- **Input data**
--------------------------------
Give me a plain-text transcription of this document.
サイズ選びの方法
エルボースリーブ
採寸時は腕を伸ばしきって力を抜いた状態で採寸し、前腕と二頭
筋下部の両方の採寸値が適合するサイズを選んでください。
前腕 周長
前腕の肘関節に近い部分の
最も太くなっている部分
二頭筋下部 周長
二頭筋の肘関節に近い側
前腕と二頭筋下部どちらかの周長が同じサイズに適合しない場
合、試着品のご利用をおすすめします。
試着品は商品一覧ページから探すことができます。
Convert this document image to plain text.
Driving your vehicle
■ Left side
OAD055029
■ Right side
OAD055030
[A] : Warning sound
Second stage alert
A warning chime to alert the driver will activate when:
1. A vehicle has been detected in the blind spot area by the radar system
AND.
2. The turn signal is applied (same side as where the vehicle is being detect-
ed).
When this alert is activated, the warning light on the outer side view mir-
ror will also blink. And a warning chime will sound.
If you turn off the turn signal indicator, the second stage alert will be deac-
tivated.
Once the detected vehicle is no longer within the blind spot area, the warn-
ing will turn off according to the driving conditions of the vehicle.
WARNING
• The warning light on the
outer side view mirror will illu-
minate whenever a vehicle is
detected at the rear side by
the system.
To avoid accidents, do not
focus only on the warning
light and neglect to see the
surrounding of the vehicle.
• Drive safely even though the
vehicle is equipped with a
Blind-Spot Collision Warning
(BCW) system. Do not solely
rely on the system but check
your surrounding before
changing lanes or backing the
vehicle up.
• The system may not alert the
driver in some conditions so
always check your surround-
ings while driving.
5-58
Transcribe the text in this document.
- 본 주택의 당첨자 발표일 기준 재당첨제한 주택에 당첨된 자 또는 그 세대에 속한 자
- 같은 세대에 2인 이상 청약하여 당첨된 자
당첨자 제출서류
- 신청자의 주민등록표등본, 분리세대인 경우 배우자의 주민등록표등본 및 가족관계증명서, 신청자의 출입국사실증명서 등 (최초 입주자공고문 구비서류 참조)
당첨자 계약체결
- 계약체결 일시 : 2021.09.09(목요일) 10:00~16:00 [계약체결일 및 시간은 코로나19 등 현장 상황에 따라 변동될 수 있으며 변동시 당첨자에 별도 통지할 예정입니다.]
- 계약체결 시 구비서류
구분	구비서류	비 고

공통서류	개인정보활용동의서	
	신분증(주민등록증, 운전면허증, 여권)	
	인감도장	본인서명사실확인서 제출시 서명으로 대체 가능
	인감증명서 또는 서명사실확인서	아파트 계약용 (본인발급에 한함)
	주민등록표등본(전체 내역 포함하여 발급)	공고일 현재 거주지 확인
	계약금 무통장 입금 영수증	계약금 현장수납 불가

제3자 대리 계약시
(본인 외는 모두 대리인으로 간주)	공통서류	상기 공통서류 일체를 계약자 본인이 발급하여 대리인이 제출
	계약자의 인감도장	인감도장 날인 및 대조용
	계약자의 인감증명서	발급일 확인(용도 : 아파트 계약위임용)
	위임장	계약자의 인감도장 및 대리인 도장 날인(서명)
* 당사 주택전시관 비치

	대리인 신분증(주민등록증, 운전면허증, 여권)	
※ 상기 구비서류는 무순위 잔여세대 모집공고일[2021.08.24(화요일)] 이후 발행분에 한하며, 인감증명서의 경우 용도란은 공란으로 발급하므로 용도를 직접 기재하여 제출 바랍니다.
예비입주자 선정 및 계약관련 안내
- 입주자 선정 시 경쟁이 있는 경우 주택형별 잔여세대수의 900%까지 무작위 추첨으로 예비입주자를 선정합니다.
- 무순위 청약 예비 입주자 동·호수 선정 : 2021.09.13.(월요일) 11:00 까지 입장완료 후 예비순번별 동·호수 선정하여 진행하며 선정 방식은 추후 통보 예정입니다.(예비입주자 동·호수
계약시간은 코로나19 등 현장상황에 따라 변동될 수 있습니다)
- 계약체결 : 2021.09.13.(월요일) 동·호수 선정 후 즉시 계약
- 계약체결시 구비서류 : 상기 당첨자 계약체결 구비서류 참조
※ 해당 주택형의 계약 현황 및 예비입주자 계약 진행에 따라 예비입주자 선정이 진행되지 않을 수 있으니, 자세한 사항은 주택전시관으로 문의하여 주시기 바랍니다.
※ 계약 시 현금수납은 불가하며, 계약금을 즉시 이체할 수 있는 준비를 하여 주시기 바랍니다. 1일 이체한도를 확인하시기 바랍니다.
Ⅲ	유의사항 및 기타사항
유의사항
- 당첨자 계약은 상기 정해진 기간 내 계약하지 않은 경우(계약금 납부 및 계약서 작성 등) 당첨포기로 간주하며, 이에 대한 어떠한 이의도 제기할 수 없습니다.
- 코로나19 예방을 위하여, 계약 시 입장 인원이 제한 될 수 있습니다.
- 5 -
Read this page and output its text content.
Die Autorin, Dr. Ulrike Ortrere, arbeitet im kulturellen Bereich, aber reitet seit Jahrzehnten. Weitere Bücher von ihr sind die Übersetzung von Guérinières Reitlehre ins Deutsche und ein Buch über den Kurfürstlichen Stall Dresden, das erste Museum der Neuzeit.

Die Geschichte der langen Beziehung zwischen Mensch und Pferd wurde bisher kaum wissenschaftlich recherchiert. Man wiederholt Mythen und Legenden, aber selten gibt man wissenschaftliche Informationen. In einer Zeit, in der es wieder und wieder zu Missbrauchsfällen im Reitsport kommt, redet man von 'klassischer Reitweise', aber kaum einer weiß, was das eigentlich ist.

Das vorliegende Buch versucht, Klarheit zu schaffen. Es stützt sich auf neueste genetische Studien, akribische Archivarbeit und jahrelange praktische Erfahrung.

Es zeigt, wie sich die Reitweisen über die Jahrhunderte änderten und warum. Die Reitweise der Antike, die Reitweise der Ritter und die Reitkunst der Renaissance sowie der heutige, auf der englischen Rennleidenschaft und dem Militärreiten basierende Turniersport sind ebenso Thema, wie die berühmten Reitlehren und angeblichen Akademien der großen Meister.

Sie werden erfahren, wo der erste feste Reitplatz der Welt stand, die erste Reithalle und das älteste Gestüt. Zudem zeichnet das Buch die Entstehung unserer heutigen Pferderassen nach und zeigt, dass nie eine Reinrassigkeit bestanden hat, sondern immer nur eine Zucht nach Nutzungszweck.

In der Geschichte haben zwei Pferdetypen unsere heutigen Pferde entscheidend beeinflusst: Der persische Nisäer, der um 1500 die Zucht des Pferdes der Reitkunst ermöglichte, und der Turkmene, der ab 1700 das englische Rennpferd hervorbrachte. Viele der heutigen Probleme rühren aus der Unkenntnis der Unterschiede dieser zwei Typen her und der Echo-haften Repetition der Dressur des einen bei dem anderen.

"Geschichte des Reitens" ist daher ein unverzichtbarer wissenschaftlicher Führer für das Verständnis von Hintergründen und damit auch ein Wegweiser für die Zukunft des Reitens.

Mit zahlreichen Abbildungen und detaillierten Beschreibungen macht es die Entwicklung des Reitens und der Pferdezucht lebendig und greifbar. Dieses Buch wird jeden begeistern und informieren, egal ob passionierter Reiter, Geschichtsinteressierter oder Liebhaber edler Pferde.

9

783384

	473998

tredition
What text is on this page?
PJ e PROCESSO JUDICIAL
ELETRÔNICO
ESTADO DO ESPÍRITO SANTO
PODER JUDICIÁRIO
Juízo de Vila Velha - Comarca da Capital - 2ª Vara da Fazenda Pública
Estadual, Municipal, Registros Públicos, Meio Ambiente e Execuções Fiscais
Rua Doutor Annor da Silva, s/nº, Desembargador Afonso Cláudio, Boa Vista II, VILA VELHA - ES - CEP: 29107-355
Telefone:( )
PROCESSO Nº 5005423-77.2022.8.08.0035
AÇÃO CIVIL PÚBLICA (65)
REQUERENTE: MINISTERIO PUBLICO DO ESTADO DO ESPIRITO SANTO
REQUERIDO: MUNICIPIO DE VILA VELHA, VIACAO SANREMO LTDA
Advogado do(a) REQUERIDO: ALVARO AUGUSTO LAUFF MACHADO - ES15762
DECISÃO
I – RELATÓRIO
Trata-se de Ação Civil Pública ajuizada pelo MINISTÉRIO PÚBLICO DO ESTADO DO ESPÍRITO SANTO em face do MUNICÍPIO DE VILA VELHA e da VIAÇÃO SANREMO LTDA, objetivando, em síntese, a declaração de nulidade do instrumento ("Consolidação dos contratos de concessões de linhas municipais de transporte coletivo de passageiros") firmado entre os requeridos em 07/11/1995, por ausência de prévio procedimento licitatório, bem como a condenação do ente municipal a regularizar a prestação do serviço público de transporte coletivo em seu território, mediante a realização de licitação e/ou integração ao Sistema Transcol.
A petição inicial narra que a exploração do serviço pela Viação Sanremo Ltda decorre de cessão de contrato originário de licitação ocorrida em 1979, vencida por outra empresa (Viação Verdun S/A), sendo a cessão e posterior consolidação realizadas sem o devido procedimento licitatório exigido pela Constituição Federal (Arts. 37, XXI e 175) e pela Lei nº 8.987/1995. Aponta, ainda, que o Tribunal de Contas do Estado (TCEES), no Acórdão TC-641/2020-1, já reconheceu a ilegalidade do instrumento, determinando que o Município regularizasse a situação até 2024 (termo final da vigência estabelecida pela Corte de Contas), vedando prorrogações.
--------------------------------
- **Written instruction**
Your answer should be a single number: the count of lines holding the word "운전면허증".

- **Solution to this problem**
2